----- Dataset excerpts
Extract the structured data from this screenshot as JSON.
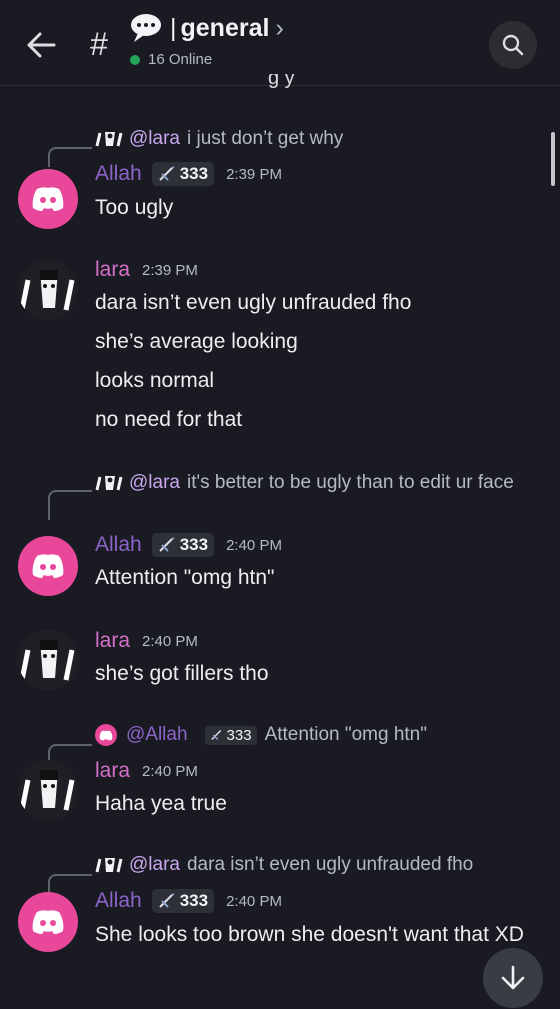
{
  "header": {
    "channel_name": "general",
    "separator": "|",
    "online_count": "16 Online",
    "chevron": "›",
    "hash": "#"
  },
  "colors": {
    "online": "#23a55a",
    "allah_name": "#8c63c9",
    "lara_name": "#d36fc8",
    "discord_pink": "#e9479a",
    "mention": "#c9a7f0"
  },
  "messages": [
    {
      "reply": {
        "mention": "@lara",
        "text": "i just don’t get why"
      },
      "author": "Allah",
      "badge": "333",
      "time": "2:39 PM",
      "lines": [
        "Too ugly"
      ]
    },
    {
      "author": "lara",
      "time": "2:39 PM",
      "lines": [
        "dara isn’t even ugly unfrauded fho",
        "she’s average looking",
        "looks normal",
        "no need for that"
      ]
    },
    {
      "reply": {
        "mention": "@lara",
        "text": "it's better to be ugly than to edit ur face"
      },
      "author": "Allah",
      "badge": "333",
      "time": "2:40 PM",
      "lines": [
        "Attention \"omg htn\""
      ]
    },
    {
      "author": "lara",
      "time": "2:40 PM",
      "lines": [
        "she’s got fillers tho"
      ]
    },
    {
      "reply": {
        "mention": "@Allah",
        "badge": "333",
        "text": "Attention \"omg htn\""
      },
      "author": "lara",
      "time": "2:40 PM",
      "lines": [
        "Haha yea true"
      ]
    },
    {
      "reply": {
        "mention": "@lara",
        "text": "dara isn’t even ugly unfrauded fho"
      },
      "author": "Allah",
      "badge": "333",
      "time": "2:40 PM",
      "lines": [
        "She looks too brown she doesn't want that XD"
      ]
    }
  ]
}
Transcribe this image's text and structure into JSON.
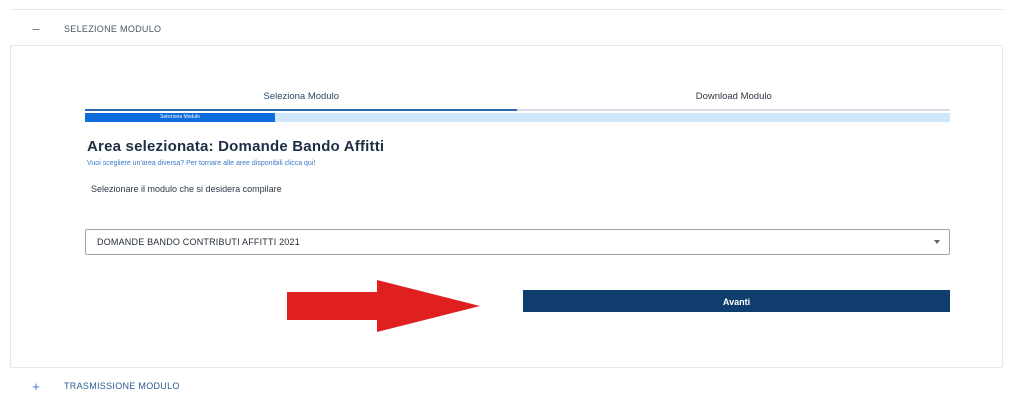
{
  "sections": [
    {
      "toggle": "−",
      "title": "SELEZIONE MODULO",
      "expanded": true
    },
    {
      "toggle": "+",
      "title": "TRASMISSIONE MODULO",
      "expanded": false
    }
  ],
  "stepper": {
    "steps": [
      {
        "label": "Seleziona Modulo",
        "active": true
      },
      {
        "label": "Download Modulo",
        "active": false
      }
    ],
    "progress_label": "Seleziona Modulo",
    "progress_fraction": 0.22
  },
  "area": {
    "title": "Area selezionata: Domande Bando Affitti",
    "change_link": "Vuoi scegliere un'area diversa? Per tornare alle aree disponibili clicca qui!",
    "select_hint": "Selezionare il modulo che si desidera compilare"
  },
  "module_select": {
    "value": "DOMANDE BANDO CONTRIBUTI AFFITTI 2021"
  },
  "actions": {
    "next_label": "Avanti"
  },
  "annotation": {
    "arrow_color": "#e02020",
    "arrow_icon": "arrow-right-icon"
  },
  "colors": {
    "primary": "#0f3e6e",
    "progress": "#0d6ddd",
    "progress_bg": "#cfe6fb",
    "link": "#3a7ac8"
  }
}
----------
----- Dataset excerpts
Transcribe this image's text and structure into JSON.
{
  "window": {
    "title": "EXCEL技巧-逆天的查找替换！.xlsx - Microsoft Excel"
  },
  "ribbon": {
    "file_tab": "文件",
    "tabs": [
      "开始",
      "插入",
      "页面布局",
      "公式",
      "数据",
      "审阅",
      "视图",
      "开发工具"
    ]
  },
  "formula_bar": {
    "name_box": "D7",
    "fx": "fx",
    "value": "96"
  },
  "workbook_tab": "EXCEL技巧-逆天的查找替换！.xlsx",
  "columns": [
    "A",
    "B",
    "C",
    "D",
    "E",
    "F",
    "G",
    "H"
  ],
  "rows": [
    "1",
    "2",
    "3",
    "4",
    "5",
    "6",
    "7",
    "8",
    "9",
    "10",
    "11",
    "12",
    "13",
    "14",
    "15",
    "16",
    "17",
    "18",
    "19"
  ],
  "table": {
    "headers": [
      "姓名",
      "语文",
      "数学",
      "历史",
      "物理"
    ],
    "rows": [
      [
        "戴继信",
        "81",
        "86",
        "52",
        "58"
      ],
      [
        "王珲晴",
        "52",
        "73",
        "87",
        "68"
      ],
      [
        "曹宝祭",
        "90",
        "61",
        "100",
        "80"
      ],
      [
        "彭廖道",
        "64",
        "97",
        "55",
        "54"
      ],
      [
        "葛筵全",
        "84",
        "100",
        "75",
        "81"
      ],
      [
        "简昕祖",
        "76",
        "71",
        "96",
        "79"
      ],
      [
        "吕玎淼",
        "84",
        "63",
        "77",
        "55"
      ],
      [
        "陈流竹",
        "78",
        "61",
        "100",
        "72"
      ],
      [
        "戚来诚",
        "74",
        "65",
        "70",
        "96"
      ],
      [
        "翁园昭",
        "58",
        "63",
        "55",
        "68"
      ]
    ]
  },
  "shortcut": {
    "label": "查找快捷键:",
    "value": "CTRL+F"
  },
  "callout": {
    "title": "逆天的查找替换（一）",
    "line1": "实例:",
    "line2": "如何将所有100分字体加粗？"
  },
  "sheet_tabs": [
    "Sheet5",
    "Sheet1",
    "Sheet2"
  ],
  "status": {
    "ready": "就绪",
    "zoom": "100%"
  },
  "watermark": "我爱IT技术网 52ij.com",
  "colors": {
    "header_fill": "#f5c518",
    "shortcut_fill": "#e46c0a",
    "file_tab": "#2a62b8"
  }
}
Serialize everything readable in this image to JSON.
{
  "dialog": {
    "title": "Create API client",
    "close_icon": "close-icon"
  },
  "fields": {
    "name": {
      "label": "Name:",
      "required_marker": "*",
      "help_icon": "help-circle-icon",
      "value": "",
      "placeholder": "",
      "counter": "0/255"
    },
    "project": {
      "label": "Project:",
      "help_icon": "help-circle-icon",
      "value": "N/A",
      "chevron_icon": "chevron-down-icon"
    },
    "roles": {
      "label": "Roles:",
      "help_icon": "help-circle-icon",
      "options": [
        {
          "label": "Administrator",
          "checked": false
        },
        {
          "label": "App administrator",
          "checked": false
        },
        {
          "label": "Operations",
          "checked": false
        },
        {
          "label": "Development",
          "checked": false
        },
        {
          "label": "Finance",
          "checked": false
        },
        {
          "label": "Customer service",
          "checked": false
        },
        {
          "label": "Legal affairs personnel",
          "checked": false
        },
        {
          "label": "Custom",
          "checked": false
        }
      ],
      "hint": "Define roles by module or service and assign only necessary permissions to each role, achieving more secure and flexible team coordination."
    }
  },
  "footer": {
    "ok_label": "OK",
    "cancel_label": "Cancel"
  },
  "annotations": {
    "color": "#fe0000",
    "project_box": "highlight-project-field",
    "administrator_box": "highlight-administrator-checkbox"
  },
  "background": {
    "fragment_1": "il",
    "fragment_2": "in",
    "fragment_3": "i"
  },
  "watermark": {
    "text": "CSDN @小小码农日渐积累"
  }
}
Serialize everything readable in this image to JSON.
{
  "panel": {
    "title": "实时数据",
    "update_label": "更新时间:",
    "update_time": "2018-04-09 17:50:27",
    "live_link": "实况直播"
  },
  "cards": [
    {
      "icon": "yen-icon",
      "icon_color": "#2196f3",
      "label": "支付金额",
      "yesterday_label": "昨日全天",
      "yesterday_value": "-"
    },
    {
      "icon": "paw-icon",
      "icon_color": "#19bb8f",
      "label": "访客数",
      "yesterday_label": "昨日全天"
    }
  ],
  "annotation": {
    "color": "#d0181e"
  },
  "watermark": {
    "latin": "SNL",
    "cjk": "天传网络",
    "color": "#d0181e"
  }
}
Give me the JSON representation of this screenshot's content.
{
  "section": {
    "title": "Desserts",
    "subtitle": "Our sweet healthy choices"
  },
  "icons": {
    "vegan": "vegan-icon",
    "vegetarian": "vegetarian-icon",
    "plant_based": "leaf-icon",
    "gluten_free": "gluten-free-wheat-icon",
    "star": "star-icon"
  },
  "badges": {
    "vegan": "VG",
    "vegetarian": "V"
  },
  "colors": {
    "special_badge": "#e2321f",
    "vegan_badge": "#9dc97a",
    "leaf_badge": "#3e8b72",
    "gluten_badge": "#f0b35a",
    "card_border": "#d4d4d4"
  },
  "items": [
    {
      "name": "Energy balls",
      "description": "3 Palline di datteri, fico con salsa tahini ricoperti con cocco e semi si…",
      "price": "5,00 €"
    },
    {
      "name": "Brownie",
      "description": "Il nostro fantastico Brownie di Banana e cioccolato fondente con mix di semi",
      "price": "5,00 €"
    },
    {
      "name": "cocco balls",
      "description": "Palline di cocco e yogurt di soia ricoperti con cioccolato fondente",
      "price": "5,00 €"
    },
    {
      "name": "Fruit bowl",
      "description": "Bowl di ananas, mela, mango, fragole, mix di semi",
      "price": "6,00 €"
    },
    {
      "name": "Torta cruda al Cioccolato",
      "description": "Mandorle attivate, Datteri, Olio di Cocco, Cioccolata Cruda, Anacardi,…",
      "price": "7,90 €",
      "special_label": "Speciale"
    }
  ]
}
----------
----- Dataset excerpts
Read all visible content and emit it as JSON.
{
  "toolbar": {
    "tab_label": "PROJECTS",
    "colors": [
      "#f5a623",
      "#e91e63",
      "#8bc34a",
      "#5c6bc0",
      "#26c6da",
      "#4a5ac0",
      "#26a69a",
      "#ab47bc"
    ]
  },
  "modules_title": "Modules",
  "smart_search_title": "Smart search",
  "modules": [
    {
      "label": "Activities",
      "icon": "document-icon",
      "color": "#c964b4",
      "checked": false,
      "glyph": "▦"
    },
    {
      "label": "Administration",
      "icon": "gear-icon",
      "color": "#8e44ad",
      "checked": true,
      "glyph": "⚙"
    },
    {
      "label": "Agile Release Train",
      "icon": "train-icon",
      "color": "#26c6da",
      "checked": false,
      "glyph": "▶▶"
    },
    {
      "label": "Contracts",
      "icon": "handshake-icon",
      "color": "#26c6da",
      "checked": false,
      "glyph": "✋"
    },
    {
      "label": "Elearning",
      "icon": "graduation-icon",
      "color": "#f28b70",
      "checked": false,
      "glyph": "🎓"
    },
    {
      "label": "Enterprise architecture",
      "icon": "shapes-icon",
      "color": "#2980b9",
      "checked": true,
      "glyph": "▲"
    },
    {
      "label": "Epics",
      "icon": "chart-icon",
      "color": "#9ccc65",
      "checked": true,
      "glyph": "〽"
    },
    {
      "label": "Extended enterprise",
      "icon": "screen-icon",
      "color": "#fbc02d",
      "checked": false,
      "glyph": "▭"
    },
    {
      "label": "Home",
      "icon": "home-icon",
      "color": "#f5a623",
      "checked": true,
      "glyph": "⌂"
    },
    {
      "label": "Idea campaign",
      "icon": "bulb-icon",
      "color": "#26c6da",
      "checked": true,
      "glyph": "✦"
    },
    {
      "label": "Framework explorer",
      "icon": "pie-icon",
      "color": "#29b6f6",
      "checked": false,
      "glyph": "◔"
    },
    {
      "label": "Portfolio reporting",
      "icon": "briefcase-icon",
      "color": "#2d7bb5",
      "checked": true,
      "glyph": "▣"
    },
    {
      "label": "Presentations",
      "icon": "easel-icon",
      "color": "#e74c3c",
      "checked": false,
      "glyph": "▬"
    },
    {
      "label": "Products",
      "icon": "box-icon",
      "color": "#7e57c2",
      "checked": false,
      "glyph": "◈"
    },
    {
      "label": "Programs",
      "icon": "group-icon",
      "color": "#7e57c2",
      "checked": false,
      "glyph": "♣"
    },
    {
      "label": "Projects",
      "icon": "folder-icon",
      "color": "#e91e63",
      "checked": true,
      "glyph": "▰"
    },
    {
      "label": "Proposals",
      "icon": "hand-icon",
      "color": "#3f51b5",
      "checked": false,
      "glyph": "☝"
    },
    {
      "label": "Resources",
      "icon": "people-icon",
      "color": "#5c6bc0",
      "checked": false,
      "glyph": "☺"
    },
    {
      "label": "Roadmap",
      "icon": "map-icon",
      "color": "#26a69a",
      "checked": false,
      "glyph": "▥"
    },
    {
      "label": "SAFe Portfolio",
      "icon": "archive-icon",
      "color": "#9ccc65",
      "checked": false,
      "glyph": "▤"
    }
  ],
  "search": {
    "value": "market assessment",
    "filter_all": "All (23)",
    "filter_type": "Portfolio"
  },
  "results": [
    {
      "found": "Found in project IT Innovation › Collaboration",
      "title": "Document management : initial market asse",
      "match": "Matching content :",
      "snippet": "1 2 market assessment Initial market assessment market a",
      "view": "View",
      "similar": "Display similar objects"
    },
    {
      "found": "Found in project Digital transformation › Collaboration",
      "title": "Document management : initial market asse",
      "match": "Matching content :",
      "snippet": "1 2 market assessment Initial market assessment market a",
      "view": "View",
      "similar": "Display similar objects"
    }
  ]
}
----------
Scan the records above for the string "highlight", then report every line that contains it.

> **Written response**:
    "project_box": "highlight-project-field",
    "administrator_box": "highlight-administrator-checkbox"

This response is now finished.